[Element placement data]
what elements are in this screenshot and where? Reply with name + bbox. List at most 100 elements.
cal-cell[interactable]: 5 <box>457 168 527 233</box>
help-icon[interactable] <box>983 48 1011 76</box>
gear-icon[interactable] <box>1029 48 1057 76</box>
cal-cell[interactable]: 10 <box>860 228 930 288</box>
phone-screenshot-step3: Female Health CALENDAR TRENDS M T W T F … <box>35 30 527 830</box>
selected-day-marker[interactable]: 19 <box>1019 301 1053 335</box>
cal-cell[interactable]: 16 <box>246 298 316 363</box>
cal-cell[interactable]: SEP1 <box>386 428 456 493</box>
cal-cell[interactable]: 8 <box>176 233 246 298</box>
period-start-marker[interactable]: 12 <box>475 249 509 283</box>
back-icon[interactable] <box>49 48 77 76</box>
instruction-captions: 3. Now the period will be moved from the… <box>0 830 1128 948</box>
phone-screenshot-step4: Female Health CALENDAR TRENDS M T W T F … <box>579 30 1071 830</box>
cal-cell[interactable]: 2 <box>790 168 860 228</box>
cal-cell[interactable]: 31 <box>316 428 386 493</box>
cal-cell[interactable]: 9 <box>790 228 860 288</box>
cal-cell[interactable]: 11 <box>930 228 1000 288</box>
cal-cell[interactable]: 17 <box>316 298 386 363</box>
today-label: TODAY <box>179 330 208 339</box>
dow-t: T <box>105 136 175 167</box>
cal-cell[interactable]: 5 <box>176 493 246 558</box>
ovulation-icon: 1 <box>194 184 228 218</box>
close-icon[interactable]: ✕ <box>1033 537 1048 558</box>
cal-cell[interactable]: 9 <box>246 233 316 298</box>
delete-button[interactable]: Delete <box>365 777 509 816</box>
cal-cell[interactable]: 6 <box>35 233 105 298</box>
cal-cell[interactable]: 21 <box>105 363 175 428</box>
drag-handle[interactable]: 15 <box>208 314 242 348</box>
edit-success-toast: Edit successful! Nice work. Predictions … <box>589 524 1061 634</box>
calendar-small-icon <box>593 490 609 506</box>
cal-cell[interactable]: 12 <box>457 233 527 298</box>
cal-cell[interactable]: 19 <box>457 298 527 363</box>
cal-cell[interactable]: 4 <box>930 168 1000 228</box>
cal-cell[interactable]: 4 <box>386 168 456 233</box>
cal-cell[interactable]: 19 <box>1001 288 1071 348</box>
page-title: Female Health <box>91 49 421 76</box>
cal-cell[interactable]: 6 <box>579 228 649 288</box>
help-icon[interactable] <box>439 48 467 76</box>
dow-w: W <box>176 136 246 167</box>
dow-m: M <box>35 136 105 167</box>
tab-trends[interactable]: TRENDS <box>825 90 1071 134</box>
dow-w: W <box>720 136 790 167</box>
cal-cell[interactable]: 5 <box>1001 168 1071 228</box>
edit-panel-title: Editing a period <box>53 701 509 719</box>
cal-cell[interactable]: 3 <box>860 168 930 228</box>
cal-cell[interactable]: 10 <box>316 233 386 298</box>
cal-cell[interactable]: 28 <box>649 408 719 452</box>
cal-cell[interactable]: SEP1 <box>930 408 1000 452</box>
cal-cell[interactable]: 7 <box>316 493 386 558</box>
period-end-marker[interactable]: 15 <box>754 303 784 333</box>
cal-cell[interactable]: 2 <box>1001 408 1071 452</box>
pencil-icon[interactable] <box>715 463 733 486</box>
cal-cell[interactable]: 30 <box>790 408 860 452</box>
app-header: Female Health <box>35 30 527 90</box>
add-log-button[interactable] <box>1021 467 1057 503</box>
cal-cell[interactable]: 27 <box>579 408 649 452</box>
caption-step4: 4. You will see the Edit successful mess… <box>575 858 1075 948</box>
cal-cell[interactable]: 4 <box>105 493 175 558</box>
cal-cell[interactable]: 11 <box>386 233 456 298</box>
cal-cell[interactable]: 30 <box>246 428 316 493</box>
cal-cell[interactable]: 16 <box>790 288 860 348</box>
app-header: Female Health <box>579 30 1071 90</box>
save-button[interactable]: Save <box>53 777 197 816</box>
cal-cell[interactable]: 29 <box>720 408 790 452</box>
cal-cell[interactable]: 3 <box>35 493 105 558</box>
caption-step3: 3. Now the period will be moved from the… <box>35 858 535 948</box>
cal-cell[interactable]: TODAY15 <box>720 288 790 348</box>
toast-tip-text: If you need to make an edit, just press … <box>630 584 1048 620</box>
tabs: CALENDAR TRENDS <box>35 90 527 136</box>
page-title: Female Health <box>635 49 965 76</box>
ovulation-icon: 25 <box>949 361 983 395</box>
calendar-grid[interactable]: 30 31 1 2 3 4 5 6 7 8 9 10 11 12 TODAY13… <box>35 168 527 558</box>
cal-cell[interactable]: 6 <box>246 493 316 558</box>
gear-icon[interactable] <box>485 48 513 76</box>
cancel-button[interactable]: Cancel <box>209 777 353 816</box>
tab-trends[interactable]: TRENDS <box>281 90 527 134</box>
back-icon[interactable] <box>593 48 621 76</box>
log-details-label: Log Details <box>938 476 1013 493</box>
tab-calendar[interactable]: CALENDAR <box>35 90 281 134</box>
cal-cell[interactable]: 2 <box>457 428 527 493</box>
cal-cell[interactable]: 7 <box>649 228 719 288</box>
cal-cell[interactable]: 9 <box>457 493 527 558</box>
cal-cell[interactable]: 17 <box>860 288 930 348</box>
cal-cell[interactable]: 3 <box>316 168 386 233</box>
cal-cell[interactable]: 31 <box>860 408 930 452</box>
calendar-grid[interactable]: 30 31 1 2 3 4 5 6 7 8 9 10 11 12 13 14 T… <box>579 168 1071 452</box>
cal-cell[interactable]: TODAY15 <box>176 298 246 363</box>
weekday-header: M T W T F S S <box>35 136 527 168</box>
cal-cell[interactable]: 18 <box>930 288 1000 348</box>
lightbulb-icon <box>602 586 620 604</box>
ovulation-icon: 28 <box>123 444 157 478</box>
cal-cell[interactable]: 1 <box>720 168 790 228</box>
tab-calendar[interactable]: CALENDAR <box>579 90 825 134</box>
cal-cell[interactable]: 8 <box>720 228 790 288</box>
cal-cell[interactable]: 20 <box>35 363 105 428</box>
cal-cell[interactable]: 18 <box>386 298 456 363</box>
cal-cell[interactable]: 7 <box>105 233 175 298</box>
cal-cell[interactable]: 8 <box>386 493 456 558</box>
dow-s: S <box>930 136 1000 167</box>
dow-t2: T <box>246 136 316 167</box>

— To be done —
Rewrite the lines from the start of the records through the line containing "edit-success-toast: Edit successful!", both included, as a JSON list of strings with one string per line and blank lines omitted.

— Written solution —
[
  "what elements are in this screenshot and where? Reply with name + bbox. List at most 100 elements.",
  "cal-cell[interactable]: 5 <box>457 168 527 233</box>",
  "help-icon[interactable] <box>983 48 1011 76</box>",
  "gear-icon[interactable] <box>1029 48 1057 76</box>",
  "cal-cell[interactable]: 10 <box>860 228 930 288</box>",
  "phone-screenshot-step3: Female Health CALENDAR TRENDS M T W T F … <box>35 30 527 830</box>",
  "selected-day-marker[interactable]: 19 <box>1019 301 1053 335</box>",
  "cal-cell[interactable]: 16 <box>246 298 316 363</box>",
  "cal-cell[interactable]: SEP1 <box>386 428 456 493</box>",
  "cal-cell[interactable]: 8 <box>176 233 246 298</box>",
  "period-start-marker[interactable]: 12 <box>475 249 509 283</box>",
  "back-icon[interactable] <box>49 48 77 76</box>",
  "instruction-captions: 3. Now the period will be moved from the… <box>0 830 1128 948</box>",
  "phone-screenshot-step4: Female Health CALENDAR TRENDS M T W T F … <box>579 30 1071 830</box>",
  "cal-cell[interactable]: 2 <box>790 168 860 228</box>",
  "cal-cell[interactable]: 31 <box>316 428 386 493</box>",
  "cal-cell[interactable]: 9 <box>790 228 860 288</box>",
  "cal-cell[interactable]: 11 <box>930 228 1000 288</box>",
  "cal-cell[interactable]: 17 <box>316 298 386 363</box>",
  "today-label: TODAY <box>179 330 208 339</box>",
  "dow-t: T <box>105 136 175 167</box>",
  "cal-cell[interactable]: 5 <box>176 493 246 558</box>",
  "ovulation-icon: 1 <box>194 184 228 218</box>",
  "close-icon[interactable]: ✕ <box>1033 537 1048 558</box>",
  "cal-cell[interactable]: 9 <box>246 233 316 298</box>",
  "delete-button[interactable]: Delete <box>365 777 509 816</box>",
  "cal-cell[interactable]: 6 <box>35 233 105 298</box>",
  "cal-cell[interactable]: 21 <box>105 363 175 428</box>",
  "drag-handle[interactable]: 15 <box>208 314 242 348</box>",
  "edit-success-toast: Edit successful! Nice work. Predictions … <box>589 524 1061 634</box>"
]